For each line below that contains the string "الإنسان", copy that line.

** start DATA LINES **

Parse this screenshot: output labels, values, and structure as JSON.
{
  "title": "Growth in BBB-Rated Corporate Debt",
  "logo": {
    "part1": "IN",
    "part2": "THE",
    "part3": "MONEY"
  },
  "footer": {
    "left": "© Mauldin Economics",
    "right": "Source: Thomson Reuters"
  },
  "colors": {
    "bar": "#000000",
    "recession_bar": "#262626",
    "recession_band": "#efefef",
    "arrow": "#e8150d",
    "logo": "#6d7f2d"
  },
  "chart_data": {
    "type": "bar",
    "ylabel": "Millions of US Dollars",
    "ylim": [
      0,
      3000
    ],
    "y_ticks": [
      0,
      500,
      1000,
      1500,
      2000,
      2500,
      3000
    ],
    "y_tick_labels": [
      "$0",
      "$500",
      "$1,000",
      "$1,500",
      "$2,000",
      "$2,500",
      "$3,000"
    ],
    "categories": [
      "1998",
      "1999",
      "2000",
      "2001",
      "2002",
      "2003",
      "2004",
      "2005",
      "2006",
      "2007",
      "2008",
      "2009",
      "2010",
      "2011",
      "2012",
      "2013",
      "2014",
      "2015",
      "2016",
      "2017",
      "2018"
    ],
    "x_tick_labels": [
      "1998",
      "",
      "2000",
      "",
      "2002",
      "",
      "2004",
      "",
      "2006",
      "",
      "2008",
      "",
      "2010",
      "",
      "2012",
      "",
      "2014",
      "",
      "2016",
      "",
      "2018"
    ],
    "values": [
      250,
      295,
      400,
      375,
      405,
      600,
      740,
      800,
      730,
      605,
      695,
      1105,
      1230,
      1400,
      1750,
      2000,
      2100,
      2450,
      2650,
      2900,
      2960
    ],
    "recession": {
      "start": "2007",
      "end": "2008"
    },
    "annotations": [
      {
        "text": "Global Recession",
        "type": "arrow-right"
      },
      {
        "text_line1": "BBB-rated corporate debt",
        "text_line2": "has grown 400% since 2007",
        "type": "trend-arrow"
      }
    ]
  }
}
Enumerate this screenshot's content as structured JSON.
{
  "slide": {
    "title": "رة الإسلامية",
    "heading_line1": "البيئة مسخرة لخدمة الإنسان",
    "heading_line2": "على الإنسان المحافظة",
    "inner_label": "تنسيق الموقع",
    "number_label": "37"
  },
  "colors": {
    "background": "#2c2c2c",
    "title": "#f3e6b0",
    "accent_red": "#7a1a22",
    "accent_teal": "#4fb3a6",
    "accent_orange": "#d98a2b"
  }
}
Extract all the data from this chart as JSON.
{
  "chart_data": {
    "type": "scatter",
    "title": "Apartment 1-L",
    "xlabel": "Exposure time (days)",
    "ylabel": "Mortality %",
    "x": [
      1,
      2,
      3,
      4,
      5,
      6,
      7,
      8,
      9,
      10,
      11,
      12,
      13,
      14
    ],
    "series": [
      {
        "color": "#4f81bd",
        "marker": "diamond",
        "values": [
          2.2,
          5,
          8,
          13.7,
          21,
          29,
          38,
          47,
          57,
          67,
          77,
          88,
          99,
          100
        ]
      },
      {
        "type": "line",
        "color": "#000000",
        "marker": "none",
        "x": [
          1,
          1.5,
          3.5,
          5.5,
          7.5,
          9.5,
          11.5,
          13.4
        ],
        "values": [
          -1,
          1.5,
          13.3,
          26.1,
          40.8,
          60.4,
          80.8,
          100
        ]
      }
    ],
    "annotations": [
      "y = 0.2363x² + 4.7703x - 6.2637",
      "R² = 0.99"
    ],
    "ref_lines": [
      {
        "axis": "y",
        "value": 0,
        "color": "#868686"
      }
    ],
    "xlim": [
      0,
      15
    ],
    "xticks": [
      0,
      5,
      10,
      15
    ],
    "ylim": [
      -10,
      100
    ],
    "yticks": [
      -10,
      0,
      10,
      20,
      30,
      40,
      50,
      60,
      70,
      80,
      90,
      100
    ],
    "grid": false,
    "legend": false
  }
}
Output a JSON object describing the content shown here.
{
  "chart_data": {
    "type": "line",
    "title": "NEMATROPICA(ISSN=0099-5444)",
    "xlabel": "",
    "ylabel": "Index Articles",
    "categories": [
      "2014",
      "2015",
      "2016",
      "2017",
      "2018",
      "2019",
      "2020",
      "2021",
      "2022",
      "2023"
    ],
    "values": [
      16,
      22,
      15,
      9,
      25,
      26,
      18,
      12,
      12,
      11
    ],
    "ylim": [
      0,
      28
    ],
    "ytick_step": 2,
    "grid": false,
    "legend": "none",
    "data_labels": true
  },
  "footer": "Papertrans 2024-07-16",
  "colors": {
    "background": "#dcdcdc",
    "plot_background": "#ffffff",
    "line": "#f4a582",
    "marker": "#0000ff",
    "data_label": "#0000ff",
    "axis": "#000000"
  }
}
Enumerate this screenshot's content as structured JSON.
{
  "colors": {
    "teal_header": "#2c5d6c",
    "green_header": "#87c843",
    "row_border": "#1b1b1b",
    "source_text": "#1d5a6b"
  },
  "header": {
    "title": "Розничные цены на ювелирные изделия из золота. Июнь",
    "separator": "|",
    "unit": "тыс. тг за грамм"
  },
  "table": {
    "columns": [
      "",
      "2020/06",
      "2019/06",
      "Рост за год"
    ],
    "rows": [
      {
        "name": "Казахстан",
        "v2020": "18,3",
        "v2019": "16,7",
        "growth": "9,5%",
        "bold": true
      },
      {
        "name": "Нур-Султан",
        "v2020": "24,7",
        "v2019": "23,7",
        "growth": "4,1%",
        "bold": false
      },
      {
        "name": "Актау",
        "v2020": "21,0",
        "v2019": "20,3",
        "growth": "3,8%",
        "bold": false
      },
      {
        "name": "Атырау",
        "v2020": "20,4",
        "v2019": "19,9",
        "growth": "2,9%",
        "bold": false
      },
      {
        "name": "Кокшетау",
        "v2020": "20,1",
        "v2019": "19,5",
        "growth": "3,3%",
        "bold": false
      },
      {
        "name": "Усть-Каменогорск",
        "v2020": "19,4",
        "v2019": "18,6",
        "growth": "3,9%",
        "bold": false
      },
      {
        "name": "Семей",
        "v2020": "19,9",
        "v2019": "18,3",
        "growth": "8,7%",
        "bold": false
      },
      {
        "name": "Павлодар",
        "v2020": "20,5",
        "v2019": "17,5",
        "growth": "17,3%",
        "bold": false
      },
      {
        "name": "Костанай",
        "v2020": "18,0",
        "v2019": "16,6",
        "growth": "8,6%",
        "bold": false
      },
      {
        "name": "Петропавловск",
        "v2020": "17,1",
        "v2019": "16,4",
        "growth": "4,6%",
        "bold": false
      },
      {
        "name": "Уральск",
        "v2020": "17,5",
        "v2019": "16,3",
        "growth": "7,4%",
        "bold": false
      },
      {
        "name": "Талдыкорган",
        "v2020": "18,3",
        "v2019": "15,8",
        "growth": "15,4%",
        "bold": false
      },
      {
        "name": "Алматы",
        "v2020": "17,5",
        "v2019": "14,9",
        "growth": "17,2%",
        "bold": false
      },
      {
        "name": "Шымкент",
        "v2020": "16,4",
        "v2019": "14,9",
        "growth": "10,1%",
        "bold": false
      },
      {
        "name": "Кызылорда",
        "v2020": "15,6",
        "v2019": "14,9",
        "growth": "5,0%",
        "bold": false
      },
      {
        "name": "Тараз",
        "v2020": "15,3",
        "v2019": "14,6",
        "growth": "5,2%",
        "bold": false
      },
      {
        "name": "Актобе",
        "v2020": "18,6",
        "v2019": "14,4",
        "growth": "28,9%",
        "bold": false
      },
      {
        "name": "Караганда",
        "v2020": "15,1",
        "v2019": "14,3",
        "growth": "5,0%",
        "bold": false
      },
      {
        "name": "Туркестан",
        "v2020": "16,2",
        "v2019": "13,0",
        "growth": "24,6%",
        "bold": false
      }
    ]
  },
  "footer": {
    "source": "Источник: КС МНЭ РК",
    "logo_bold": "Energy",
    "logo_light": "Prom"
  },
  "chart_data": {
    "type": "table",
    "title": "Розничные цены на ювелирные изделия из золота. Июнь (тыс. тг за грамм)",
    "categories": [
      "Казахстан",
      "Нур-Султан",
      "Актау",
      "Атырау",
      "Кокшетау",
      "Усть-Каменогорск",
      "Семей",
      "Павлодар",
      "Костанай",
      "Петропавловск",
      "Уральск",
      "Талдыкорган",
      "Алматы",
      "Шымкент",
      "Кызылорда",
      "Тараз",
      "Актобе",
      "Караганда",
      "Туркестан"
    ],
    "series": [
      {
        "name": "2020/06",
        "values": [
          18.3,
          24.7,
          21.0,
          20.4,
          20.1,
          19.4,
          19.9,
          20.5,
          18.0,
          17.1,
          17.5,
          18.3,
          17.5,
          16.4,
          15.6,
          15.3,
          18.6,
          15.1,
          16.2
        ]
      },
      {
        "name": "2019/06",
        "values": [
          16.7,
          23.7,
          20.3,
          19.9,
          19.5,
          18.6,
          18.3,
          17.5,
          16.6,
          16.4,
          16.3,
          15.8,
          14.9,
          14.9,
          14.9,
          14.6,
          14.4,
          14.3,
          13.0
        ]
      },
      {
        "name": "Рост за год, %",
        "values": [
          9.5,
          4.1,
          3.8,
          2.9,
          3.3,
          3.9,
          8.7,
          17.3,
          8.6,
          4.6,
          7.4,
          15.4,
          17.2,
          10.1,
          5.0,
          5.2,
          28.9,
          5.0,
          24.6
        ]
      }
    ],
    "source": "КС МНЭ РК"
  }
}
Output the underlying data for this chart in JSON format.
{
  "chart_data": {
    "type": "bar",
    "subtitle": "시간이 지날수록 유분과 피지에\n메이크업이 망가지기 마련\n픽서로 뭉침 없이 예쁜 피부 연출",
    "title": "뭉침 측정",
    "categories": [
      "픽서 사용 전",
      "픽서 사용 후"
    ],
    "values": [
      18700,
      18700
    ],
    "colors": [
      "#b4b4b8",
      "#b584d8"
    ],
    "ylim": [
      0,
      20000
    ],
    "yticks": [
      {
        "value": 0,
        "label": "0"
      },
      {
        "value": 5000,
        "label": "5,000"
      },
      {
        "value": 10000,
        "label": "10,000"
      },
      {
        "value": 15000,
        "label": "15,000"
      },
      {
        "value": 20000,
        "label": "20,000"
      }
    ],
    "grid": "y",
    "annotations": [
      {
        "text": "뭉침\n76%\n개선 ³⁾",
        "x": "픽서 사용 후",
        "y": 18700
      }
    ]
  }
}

** end DATA LINES **

### RESULT
    "heading_line1": "البيئة مسخرة لخدمة الإنسان",
    "heading_line2": "على الإنسان المحافظة",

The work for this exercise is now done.